• **The problem**
Review the material and extract every line in which the word "вертишейка" occurs.

• **Data supplied**

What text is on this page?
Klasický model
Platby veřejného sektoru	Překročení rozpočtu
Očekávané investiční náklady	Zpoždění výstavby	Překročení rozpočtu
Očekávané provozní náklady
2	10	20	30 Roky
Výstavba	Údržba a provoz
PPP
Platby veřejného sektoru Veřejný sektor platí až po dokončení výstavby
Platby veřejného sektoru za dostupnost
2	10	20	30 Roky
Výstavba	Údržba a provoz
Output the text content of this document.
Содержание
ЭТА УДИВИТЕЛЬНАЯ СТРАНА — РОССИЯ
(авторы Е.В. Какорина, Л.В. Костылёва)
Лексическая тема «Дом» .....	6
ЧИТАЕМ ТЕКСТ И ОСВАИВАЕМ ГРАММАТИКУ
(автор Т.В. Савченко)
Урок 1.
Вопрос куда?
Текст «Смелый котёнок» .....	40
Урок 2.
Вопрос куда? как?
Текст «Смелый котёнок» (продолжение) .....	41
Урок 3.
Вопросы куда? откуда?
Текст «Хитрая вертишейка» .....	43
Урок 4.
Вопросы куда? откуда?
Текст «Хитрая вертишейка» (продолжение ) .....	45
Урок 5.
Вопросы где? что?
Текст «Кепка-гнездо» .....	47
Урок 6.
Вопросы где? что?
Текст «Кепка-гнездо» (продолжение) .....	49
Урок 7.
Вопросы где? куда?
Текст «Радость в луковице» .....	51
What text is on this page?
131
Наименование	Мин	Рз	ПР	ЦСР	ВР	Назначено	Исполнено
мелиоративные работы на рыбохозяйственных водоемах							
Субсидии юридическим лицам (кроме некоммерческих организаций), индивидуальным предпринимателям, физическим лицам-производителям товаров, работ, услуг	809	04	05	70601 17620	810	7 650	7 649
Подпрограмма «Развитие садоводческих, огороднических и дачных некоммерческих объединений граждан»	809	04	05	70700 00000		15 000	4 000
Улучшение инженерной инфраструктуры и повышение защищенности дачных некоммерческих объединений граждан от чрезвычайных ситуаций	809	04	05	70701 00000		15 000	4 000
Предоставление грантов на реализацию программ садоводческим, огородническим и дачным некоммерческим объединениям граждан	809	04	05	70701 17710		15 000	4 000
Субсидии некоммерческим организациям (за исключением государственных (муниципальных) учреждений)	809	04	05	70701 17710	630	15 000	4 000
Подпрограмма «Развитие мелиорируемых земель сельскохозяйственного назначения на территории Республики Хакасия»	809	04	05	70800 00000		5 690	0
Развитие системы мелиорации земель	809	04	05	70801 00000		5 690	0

• **Exercise solution**
Текст «Хитрая вертишейка» .....	43
Текст «Хитрая вертишейка» (продолжение ) .....	45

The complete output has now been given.